:: What is expected ::
Give back the whole listing exactly as shown.

Start of Source data

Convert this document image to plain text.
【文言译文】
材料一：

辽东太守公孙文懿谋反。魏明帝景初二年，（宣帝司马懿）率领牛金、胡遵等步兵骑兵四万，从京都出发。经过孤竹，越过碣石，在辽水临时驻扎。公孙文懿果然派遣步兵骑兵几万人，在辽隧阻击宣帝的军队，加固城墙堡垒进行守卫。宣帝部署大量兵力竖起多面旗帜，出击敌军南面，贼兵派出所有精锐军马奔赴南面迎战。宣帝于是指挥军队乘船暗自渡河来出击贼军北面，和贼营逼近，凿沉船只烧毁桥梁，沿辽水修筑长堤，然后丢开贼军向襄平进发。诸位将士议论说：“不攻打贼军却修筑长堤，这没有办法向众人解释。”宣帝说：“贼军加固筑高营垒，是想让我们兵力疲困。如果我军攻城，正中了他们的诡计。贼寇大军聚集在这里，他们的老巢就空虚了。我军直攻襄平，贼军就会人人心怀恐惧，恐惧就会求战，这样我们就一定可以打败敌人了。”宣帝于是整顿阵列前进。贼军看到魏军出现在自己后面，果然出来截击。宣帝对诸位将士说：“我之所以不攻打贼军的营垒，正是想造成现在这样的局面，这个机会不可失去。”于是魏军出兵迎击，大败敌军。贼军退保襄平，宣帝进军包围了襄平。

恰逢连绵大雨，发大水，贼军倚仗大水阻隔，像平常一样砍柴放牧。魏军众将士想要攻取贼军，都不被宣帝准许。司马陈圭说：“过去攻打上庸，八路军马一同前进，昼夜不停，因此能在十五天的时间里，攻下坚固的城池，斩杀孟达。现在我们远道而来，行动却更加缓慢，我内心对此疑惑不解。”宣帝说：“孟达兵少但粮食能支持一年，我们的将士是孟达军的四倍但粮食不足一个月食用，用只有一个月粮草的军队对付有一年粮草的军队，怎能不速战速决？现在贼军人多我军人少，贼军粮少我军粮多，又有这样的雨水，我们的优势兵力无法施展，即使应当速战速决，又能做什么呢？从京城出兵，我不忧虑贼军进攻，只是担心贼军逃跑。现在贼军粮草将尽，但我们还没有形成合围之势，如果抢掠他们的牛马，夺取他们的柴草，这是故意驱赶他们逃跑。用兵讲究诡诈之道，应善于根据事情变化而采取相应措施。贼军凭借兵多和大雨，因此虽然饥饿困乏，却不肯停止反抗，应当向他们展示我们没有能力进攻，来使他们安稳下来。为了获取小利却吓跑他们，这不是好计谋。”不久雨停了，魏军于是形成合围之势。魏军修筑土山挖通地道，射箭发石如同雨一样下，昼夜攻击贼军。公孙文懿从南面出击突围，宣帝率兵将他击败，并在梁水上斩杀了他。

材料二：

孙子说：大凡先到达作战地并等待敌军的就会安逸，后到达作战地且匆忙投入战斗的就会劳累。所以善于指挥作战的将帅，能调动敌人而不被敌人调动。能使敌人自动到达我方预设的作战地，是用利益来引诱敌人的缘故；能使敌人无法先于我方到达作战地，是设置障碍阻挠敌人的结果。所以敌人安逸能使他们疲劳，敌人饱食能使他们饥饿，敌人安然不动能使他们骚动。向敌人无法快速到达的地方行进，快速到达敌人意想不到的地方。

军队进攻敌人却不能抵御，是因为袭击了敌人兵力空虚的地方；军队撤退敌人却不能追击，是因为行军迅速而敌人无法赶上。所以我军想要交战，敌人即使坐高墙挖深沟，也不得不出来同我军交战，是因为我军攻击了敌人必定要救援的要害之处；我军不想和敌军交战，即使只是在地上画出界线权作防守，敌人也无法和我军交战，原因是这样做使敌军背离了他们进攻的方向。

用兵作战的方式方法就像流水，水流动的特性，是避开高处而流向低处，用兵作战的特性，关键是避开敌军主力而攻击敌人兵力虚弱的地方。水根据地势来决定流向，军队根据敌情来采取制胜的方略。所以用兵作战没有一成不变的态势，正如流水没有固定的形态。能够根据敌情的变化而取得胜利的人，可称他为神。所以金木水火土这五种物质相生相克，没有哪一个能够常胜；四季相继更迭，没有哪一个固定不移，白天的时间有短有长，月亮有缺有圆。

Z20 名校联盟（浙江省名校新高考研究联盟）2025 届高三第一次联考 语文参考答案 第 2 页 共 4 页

End of Source data

:: Exercise response ::
Convert this document image to plain text.
【文言译文】
材料一：

辽东太守公孙文懿谋反。魏明帝景初二年，（宣帝司马懿）率领牛金、胡遵等步兵骑兵四万，从京都出发。经过孤竹，越过碣石，在辽水临时驻扎。公孙文懿果然派遣步兵骑兵几万人，在辽隧阻击宣帝的军队，加固城墙堡垒进行守卫。宣帝部署大量兵力竖起多面旗帜，出击敌军南面，贼兵派出所有精锐军马奔赴南面迎战。宣帝于是指挥军队乘船暗自渡河来出击贼军北面，和贼营逼近，凿沉船只烧毁桥梁，沿辽水修筑长堤，然后丢开贼军向襄平进发。诸位将士议论说：“不攻打贼军却修筑长堤，这没有办法向众人解释。”宣帝说：“贼军加固筑高营垒，是想让我们兵力疲困。如果我军攻城，正中了他们的诡计。贼寇大军聚集在这里，他们的老巢就空虚了。我军直攻襄平，贼军就会人人心怀恐惧，恐惧就会求战，这样我们就一定可以打败敌人了。”宣帝于是整顿阵列前进。贼军看到魏军出现在自己后面，果然出来截击。宣帝对诸位将士说：“我之所以不攻打贼军的营垒，正是想造成现在这样的局面，这个机会不可失去。”于是魏军出兵迎击，大败敌军。贼军退保襄平，宣帝进军包围了襄平。

恰逢连绵大雨，发大水，贼军倚仗大水阻隔，像平常一样砍柴放牧。魏军众将士想要攻取贼军，都不被宣帝准许。司马陈圭说：“过去攻打上庸，八路军马一同前进，昼夜不停，因此能在十五天的时间里，攻下坚固的城池，斩杀孟达。现在我们远道而来，行动却更加缓慢，我内心对此疑惑不解。”宣帝说：“孟达兵少但粮食能支持一年，我们的将士是孟达军的四倍但粮食不足一个月食用，用只有一个月粮草的军队对付有一年粮草的军队，怎能不速战速决？现在贼军人多我军人少，贼军粮少我军粮多，又有这样的雨水，我们的优势兵力无法施展，即使应当速战速决，又能做什么呢？从京城出兵，我不忧虑贼军进攻，只是担心贼军逃跑。现在贼军粮草将尽，但我们还没有形成合围之势，如果抢掠他们的牛马，夺取他们的柴草，这是故意驱赶他们逃跑。用兵讲究诡诈之道，应善于根据事情变化而采取相应措施。贼军凭借兵多和大雨，因此虽然饥饿困乏，却不肯停止反抗，应当向他们展示我们没有能力进攻，来使他们安稳下来。为了获取小利却吓跑他们，这不是好计谋。”不久雨停了，魏军于是形成合围之势。魏军修筑土山挖通地道，射箭发石如同雨一样下，昼夜攻击贼军。公孙文懿从南面出击突围，宣帝率兵将他击败，并在梁水上斩杀了他。

材料二：

孙子说：大凡先到达作战地并等待敌军的就会安逸，后到达作战地且匆忙投入战斗的就会劳累。所以善于指挥作战的将帅，能调动敌人而不被敌人调动。能使敌人自动到达我方预设的作战地，是用利益来引诱敌人的缘故；能使敌人无法先于我方到达作战地，是设置障碍阻挠敌人的结果。所以敌人安逸能使他们疲劳，敌人饱食能使他们饥饿，敌人安然不动能使他们骚动。向敌人无法快速到达的地方行进，快速到达敌人意想不到的地方。

军队进攻敌人却不能抵御，是因为袭击了敌人兵力空虚的地方；军队撤退敌人却不能追击，是因为行军迅速而敌人无法赶上。所以我军想要交战，敌人即使坐高墙挖深沟，也不得不出来同我军交战，是因为我军攻击了敌人必定要救援的要害之处；我军不想和敌军交战，即使只是在地上画出界线权作防守，敌人也无法和我军交战，原因是这样做使敌军背离了他们进攻的方向。

用兵作战的方式方法就像流水，水流动的特性，是避开高处而流向低处，用兵作战的特性，关键是避开敌军主力而攻击敌人兵力虚弱的地方。水根据地势来决定流向，军队根据敌情来采取制胜的方略。所以用兵作战没有一成不变的态势，正如流水没有固定的形态。能够根据敌情的变化而取得胜利的人，可称他为神。所以金木水火土这五种物质相生相克，没有哪一个能够常胜；四季相继更迭，没有哪一个固定不移，白天的时间有短有长，月亮有缺有圆。

Z20 名校联盟（浙江省名校新高考研究联盟）2025 届高三第一次联考 语文参考答案 第 2 页 共 4 页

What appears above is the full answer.